**Written exercise:**
Print all entries word for word.

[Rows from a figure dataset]
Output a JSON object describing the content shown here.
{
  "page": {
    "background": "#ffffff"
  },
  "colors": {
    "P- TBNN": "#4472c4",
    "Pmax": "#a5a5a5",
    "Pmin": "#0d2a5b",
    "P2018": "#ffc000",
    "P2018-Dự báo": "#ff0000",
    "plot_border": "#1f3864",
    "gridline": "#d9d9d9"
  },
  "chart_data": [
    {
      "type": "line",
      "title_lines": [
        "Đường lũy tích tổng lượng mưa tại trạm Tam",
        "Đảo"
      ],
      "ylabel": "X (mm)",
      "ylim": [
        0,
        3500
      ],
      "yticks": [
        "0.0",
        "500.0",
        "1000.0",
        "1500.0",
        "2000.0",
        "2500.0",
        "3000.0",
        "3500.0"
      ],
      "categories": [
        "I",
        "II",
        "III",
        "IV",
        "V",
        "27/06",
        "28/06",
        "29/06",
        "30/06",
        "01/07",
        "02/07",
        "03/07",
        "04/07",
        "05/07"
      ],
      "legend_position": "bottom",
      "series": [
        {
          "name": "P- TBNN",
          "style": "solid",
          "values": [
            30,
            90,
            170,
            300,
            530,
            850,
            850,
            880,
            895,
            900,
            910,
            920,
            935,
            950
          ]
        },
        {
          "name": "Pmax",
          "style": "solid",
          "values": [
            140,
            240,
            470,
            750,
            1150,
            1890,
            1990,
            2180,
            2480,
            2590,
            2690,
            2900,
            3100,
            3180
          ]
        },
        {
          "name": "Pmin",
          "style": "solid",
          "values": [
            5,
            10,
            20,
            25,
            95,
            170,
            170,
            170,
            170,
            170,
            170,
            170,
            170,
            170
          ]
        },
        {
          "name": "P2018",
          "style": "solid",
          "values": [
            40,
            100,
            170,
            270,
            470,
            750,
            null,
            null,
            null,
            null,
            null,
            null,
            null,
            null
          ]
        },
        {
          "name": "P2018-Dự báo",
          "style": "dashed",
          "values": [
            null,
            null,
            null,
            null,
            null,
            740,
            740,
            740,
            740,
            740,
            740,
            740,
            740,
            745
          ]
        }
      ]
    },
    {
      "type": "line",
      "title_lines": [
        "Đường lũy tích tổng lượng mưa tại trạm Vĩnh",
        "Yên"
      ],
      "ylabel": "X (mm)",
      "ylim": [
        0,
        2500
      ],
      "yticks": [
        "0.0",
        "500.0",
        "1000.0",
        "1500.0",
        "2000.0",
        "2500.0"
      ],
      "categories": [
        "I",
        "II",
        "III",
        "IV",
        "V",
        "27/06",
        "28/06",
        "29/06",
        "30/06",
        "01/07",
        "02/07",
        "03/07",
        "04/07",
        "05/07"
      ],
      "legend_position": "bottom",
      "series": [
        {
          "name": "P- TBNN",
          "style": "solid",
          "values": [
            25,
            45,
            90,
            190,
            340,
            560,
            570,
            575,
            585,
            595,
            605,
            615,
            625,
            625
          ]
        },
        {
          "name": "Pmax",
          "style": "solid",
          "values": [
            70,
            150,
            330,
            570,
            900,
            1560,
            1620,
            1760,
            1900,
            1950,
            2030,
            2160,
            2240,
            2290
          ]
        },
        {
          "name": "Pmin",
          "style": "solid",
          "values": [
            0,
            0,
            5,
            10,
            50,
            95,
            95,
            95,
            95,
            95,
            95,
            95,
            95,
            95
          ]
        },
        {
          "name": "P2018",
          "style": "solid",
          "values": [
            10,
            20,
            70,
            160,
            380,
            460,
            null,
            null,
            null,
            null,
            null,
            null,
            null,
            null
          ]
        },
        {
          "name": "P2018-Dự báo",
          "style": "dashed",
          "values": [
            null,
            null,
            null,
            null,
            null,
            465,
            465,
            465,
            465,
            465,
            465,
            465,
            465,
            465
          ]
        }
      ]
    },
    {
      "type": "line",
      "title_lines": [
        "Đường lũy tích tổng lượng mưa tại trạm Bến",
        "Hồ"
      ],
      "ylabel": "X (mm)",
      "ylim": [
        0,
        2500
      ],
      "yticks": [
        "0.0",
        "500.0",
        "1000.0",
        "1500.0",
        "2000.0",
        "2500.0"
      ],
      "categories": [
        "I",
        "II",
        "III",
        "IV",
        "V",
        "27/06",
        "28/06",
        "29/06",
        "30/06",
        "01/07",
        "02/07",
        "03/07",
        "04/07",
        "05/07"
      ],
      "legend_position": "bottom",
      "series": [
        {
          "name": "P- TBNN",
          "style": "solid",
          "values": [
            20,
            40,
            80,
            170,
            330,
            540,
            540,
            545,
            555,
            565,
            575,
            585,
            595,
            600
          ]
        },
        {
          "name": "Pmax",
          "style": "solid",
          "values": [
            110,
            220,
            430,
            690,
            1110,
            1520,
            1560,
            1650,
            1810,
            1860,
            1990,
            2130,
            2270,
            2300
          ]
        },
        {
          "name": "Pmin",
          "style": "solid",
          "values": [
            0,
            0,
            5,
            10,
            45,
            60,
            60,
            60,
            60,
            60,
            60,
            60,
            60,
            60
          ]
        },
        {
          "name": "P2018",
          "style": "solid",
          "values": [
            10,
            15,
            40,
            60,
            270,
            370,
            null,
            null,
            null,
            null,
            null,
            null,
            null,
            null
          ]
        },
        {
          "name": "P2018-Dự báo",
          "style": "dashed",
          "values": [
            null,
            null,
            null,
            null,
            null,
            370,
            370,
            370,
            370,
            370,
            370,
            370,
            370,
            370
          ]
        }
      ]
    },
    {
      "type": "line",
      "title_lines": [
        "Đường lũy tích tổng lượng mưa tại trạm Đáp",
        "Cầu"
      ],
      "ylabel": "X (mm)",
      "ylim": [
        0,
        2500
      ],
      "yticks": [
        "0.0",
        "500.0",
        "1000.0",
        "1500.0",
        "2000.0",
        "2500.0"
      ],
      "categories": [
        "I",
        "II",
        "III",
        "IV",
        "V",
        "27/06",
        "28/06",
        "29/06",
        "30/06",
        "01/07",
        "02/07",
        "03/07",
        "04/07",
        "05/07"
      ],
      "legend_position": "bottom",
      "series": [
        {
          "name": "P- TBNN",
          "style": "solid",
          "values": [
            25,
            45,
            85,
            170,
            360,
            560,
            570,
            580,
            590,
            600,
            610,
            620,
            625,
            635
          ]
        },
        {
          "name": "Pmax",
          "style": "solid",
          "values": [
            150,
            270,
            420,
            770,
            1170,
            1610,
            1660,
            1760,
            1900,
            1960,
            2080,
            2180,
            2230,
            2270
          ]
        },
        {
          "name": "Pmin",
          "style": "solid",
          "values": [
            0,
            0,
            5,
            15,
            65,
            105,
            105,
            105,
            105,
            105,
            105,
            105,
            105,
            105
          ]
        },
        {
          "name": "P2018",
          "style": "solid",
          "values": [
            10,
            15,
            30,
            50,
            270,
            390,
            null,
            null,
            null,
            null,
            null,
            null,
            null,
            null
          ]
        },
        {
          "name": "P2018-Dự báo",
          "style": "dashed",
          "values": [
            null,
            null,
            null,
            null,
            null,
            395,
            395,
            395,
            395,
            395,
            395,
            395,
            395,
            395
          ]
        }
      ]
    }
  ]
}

**Solution to this exercise:**
Output a JSON object describing the content shown here.
{
  "page": {
    "background": "#ffffff"
  },
  "colors": {
    "P- TBNN": "#4472c4",
    "Pmax": "#a5a5a5",
    "Pmin": "#0d2a5b",
    "P2018": "#ffc000",
    "P2018-Dự báo": "#ff0000",
    "plot_border": "#1f3864",
    "gridline": "#d9d9d9"
  },
  "chart_data": [
    {
      "type": "line",
      "title_lines": [
        "Đường lũy tích tổng lượng mưa tại trạm Tam",
        "Đảo"
      ],
      "ylabel": "X (mm)",
      "ylim": [
        0,
        3500
      ],
      "yticks": [
        "0.0",
        "500.0",
        "1000.0",
        "1500.0",
        "2000.0",
        "2500.0",
        "3000.0",
        "3500.0"
      ],
      "categories": [
        "I",
        "II",
        "III",
        "IV",
        "V",
        "27/06",
        "28/06",
        "29/06",
        "30/06",
        "01/07",
        "02/07",
        "03/07",
        "04/07",
        "05/07"
      ],
      "legend_position": "bottom",
      "series": [
        {
          "name": "P- TBNN",
          "style": "solid",
          "values": [
            30,
            90,
            170,
            300,
            530,
            850,
            850,
            880,
            895,
            900,
            910,
            920,
            935,
            950
          ]
        },
        {
          "name": "Pmax",
          "style": "solid",
          "values": [
            140,
            240,
            470,
            750,
            1150,
            1890,
            1990,
            2180,
            2480,
            2590,
            2690,
            2900,
            3100,
            3180
          ]
        },
        {
          "name": "Pmin",
          "style": "solid",
          "values": [
            5,
            10,
            20,
            25,
            95,
            170,
            170,
            170,
            170,
            170,
            170,
            170,
            170,
            170
          ]
        },
        {
          "name": "P2018",
          "style": "solid",
          "values": [
            40,
            100,
            170,
            270,
            470,
            750,
            null,
            null,
            null,
            null,
            null,
            null,
            null,
            null
          ]
        },
        {
          "name": "P2018-Dự báo",
          "style": "dashed",
          "values": [
            null,
            null,
            null,
            null,
            null,
            740,
            740,
            740,
            740,
            740,
            740,
            740,
            740,
            745
          ]
        }
      ]
    },
    {
      "type": "line",
      "title_lines": [
        "Đường lũy tích tổng lượng mưa tại trạm Vĩnh",
        "Yên"
      ],
      "ylabel": "X (mm)",
      "ylim": [
        0,
        2500
      ],
      "yticks": [
        "0.0",
        "500.0",
        "1000.0",
        "1500.0",
        "2000.0",
        "2500.0"
      ],
      "categories": [
        "I",
        "II",
        "III",
        "IV",
        "V",
        "27/06",
        "28/06",
        "29/06",
        "30/06",
        "01/07",
        "02/07",
        "03/07",
        "04/07",
        "05/07"
      ],
      "legend_position": "bottom",
      "series": [
        {
          "name": "P- TBNN",
          "style": "solid",
          "values": [
            25,
            45,
            90,
            190,
            340,
            560,
            570,
            575,
            585,
            595,
            605,
            615,
            625,
            625
          ]
        },
        {
          "name": "Pmax",
          "style": "solid",
          "values": [
            70,
            150,
            330,
            570,
            900,
            1560,
            1620,
            1760,
            1900,
            1950,
            2030,
            2160,
            2240,
            2290
          ]
        },
        {
          "name": "Pmin",
          "style": "solid",
          "values": [
            0,
            0,
            5,
            10,
            50,
            95,
            95,
            95,
            95,
            95,
            95,
            95,
            95,
            95
          ]
        },
        {
          "name": "P2018",
          "style": "solid",
          "values": [
            10,
            20,
            70,
            160,
            380,
            460,
            null,
            null,
            null,
            null,
            null,
            null,
            null,
            null
          ]
        },
        {
          "name": "P2018-Dự báo",
          "style": "dashed",
          "values": [
            null,
            null,
            null,
            null,
            null,
            465,
            465,
            465,
            465,
            465,
            465,
            465,
            465,
            465
          ]
        }
      ]
    },
    {
      "type": "line",
      "title_lines": [
        "Đường lũy tích tổng lượng mưa tại trạm Bến",
        "Hồ"
      ],
      "ylabel": "X (mm)",
      "ylim": [
        0,
        2500
      ],
      "yticks": [
        "0.0",
        "500.0",
        "1000.0",
        "1500.0",
        "2000.0",
        "2500.0"
      ],
      "categories": [
        "I",
        "II",
        "III",
        "IV",
        "V",
        "27/06",
        "28/06",
        "29/06",
        "30/06",
        "01/07",
        "02/07",
        "03/07",
        "04/07",
        "05/07"
      ],
      "legend_position": "bottom",
      "series": [
        {
          "name": "P- TBNN",
          "style": "solid",
          "values": [
            20,
            40,
            80,
            170,
            330,
            540,
            540,
            545,
            555,
            565,
            575,
            585,
            595,
            600
          ]
        },
        {
          "name": "Pmax",
          "style": "solid",
          "values": [
            110,
            220,
            430,
            690,
            1110,
            1520,
            1560,
            1650,
            1810,
            1860,
            1990,
            2130,
            2270,
            2300
          ]
        },
        {
          "name": "Pmin",
          "style": "solid",
          "values": [
            0,
            0,
            5,
            10,
            45,
            60,
            60,
            60,
            60,
            60,
            60,
            60,
            60,
            60
          ]
        },
        {
          "name": "P2018",
          "style": "solid",
          "values": [
            10,
            15,
            40,
            60,
            270,
            370,
            null,
            null,
            null,
            null,
            null,
            null,
            null,
            null
          ]
        },
        {
          "name": "P2018-Dự báo",
          "style": "dashed",
          "values": [
            null,
            null,
            null,
            null,
            null,
            370,
            370,
            370,
            370,
            370,
            370,
            370,
            370,
            370
          ]
        }
      ]
    },
    {
      "type": "line",
      "title_lines": [
        "Đường lũy tích tổng lượng mưa tại trạm Đáp",
        "Cầu"
      ],
      "ylabel": "X (mm)",
      "ylim": [
        0,
        2500
      ],
      "yticks": [
        "0.0",
        "500.0",
        "1000.0",
        "1500.0",
        "2000.0",
        "2500.0"
      ],
      "categories": [
        "I",
        "II",
        "III",
        "IV",
        "V",
        "27/06",
        "28/06",
        "29/06",
        "30/06",
        "01/07",
        "02/07",
        "03/07",
        "04/07",
        "05/07"
      ],
      "legend_position": "bottom",
      "series": [
        {
          "name": "P- TBNN",
          "style": "solid",
          "values": [
            25,
            45,
            85,
            170,
            360,
            560,
            570,
            580,
            590,
            600,
            610,
            620,
            625,
            635
          ]
        },
        {
          "name": "Pmax",
          "style": "solid",
          "values": [
            150,
            270,
            420,
            770,
            1170,
            1610,
            1660,
            1760,
            1900,
            1960,
            2080,
            2180,
            2230,
            2270
          ]
        },
        {
          "name": "Pmin",
          "style": "solid",
          "values": [
            0,
            0,
            5,
            15,
            65,
            105,
            105,
            105,
            105,
            105,
            105,
            105,
            105,
            105
          ]
        },
        {
          "name": "P2018",
          "style": "solid",
          "values": [
            10,
            15,
            30,
            50,
            270,
            390,
            null,
            null,
            null,
            null,
            null,
            null,
            null,
            null
          ]
        },
        {
          "name": "P2018-Dự báo",
          "style": "dashed",
          "values": [
            null,
            null,
            null,
            null,
            null,
            395,
            395,
            395,
            395,
            395,
            395,
            395,
            395,
            395
          ]
        }
      ]
    }
  ]
}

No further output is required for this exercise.